=== TO BE DONE ===
Please give the listing again, word for word, with nothing left out.
— Start of SUPPLIED MATERIAL —
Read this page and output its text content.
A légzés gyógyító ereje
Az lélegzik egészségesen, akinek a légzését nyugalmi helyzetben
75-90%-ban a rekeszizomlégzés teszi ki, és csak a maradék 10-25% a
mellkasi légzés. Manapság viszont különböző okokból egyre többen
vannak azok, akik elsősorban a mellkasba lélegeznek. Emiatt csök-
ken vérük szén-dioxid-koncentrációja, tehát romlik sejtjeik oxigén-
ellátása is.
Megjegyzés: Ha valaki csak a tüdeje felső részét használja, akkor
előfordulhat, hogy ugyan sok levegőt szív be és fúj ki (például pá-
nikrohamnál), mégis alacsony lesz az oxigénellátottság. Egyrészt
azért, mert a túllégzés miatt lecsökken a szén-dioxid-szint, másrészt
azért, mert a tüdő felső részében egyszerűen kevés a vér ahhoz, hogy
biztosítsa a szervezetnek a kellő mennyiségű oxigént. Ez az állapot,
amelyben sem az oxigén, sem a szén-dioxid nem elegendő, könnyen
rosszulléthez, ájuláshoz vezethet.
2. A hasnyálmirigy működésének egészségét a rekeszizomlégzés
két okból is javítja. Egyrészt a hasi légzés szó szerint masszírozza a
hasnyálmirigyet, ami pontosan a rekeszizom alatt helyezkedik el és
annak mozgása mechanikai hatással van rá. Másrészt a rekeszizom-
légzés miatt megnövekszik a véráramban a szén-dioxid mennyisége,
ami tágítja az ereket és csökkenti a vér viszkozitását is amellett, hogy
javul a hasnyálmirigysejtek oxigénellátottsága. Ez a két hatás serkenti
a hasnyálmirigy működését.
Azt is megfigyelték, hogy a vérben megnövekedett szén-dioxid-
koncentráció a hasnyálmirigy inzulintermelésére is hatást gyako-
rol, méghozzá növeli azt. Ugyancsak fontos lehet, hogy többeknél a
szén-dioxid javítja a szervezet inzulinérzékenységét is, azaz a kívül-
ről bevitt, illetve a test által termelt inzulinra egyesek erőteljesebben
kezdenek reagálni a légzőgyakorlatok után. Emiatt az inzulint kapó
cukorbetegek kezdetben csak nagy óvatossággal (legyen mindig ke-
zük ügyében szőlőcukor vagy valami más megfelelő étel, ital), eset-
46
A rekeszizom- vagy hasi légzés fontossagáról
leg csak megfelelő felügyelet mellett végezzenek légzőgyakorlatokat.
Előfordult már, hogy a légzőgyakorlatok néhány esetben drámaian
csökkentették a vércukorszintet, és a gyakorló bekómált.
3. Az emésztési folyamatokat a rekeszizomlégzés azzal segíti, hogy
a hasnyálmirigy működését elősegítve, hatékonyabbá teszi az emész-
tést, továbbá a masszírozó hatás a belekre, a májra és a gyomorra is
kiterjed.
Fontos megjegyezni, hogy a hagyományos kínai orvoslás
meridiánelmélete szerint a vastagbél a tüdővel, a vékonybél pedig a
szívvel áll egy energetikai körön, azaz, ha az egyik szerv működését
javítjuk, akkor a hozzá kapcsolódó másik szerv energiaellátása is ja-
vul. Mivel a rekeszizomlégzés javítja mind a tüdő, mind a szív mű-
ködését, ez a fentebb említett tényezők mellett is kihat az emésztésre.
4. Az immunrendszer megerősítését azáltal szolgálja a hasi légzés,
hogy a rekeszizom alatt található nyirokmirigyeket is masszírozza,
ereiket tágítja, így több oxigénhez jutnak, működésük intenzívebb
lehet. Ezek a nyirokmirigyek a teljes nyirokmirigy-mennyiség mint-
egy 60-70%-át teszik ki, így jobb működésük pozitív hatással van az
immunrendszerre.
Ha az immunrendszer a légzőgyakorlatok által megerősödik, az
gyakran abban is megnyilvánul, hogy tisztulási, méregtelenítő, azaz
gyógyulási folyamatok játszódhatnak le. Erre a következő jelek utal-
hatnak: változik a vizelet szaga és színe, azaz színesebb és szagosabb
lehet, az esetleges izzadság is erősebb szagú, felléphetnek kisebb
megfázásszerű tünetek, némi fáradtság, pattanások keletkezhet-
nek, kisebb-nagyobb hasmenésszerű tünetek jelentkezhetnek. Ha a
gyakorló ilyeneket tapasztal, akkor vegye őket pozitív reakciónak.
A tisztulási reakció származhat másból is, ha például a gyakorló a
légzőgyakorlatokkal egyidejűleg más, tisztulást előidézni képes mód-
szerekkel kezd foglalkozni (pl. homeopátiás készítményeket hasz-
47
— End of SUPPLIED MATERIAL —
=== ANSWER TO THIS TASK ===
Read this page and output its text content.
A légzés gyógyító ereje
Az lélegzik egészségesen, akinek a légzését nyugalmi helyzetben
75-90%-ban a rekeszizomlégzés teszi ki, és csak a maradék 10-25% a
mellkasi légzés. Manapság viszont különböző okokból egyre többen
vannak azok, akik elsősorban a mellkasba lélegeznek. Emiatt csök-
ken vérük szén-dioxid-koncentrációja, tehát romlik sejtjeik oxigén-
ellátása is.
Megjegyzés: Ha valaki csak a tüdeje felső részét használja, akkor
előfordulhat, hogy ugyan sok levegőt szív be és fúj ki (például pá-
nikrohamnál), mégis alacsony lesz az oxigénellátottság. Egyrészt
azért, mert a túllégzés miatt lecsökken a szén-dioxid-szint, másrészt
azért, mert a tüdő felső részében egyszerűen kevés a vér ahhoz, hogy
biztosítsa a szervezetnek a kellő mennyiségű oxigént. Ez az állapot,
amelyben sem az oxigén, sem a szén-dioxid nem elegendő, könnyen
rosszulléthez, ájuláshoz vezethet.
2. A hasnyálmirigy működésének egészségét a rekeszizomlégzés
két okból is javítja. Egyrészt a hasi légzés szó szerint masszírozza a
hasnyálmirigyet, ami pontosan a rekeszizom alatt helyezkedik el és
annak mozgása mechanikai hatással van rá. Másrészt a rekeszizom-
légzés miatt megnövekszik a véráramban a szén-dioxid mennyisége,
ami tágítja az ereket és csökkenti a vér viszkozitását is amellett, hogy
javul a hasnyálmirigysejtek oxigénellátottsága. Ez a két hatás serkenti
a hasnyálmirigy működését.
Azt is megfigyelték, hogy a vérben megnövekedett szén-dioxid-
koncentráció a hasnyálmirigy inzulintermelésére is hatást gyako-
rol, méghozzá növeli azt. Ugyancsak fontos lehet, hogy többeknél a
szén-dioxid javítja a szervezet inzulinérzékenységét is, azaz a kívül-
ről bevitt, illetve a test által termelt inzulinra egyesek erőteljesebben
kezdenek reagálni a légzőgyakorlatok után. Emiatt az inzulint kapó
cukorbetegek kezdetben csak nagy óvatossággal (legyen mindig ke-
zük ügyében szőlőcukor vagy valami más megfelelő étel, ital), eset-
46
A rekeszizom- vagy hasi légzés fontossagáról
leg csak megfelelő felügyelet mellett végezzenek légzőgyakorlatokat.
Előfordult már, hogy a légzőgyakorlatok néhány esetben drámaian
csökkentették a vércukorszintet, és a gyakorló bekómált.
3. Az emésztési folyamatokat a rekeszizomlégzés azzal segíti, hogy
a hasnyálmirigy működését elősegítve, hatékonyabbá teszi az emész-
tést, továbbá a masszírozó hatás a belekre, a májra és a gyomorra is
kiterjed.
Fontos megjegyezni, hogy a hagyományos kínai orvoslás
meridiánelmélete szerint a vastagbél a tüdővel, a vékonybél pedig a
szívvel áll egy energetikai körön, azaz, ha az egyik szerv működését
javítjuk, akkor a hozzá kapcsolódó másik szerv energiaellátása is ja-
vul. Mivel a rekeszizomlégzés javítja mind a tüdő, mind a szív mű-
ködését, ez a fentebb említett tényezők mellett is kihat az emésztésre.
4. Az immunrendszer megerősítését azáltal szolgálja a hasi légzés,
hogy a rekeszizom alatt található nyirokmirigyeket is masszírozza,
ereiket tágítja, így több oxigénhez jutnak, működésük intenzívebb
lehet. Ezek a nyirokmirigyek a teljes nyirokmirigy-mennyiség mint-
egy 60-70%-át teszik ki, így jobb működésük pozitív hatással van az
immunrendszerre.
Ha az immunrendszer a légzőgyakorlatok által megerősödik, az
gyakran abban is megnyilvánul, hogy tisztulási, méregtelenítő, azaz
gyógyulási folyamatok játszódhatnak le. Erre a következő jelek utal-
hatnak: változik a vizelet szaga és színe, azaz színesebb és szagosabb
lehet, az esetleges izzadság is erősebb szagú, felléphetnek kisebb
megfázásszerű tünetek, némi fáradtság, pattanások keletkezhet-
nek, kisebb-nagyobb hasmenésszerű tünetek jelentkezhetnek. Ha a
gyakorló ilyeneket tapasztal, akkor vegye őket pozitív reakciónak.
A tisztulási reakció származhat másból is, ha például a gyakorló a
légzőgyakorlatokkal egyidejűleg más, tisztulást előidézni képes mód-
szerekkel kezd foglalkozni (pl. homeopátiás készítményeket hasz-
47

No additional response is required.